Records shown ▸
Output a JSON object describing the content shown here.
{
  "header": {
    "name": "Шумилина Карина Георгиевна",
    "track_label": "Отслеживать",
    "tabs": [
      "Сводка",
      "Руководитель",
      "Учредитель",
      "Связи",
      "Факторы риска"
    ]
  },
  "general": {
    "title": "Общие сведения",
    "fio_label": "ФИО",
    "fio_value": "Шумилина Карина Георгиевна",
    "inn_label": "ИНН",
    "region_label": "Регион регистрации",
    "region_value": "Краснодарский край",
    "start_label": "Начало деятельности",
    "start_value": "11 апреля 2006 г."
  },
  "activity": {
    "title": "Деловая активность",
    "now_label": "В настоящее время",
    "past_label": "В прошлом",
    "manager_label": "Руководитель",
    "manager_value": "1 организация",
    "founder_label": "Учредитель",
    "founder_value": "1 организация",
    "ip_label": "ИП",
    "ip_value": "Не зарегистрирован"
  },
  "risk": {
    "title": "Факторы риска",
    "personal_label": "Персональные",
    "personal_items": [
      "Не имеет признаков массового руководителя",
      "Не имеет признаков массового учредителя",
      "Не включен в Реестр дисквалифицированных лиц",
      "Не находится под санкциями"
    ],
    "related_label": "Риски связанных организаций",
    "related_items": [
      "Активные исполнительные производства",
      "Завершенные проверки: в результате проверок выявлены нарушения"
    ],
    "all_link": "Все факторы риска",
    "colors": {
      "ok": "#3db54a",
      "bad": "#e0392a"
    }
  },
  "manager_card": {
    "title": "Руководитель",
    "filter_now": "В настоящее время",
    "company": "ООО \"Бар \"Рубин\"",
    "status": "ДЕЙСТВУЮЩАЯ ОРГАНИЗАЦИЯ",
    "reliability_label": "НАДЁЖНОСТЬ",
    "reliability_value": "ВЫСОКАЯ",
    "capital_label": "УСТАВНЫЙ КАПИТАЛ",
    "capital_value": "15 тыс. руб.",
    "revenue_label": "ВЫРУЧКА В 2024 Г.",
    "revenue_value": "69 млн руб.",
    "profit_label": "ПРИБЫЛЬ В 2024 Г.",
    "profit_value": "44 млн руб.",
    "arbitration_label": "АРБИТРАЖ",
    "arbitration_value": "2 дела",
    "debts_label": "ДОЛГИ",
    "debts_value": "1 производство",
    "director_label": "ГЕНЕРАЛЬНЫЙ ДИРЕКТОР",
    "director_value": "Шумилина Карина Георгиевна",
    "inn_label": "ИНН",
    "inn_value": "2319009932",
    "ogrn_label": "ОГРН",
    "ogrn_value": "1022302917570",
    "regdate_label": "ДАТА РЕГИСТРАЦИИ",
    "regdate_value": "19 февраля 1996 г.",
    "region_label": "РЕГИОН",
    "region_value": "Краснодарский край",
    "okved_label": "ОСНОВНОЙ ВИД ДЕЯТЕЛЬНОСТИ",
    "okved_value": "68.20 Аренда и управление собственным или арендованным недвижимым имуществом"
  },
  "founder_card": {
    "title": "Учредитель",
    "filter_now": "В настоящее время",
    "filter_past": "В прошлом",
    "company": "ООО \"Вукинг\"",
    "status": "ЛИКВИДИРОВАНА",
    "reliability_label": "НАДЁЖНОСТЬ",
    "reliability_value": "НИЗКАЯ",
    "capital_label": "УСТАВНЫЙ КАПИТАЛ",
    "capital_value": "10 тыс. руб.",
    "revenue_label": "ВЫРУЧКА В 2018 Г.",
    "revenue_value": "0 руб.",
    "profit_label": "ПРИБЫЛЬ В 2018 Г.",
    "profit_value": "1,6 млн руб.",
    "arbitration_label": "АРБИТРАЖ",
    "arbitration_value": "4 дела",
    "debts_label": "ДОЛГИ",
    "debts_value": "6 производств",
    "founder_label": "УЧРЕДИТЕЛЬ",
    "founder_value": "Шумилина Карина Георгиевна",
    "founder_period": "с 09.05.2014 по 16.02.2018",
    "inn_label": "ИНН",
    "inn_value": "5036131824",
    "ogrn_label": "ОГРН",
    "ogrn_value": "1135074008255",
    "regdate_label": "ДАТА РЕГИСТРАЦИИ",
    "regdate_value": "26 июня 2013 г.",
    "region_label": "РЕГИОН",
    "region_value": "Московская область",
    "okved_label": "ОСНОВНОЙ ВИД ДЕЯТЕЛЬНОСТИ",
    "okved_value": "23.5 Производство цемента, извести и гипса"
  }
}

Request ▸ Determine how many lines in the data above contain the string "риска". Give nothing except the number.

Completed task ▸ 3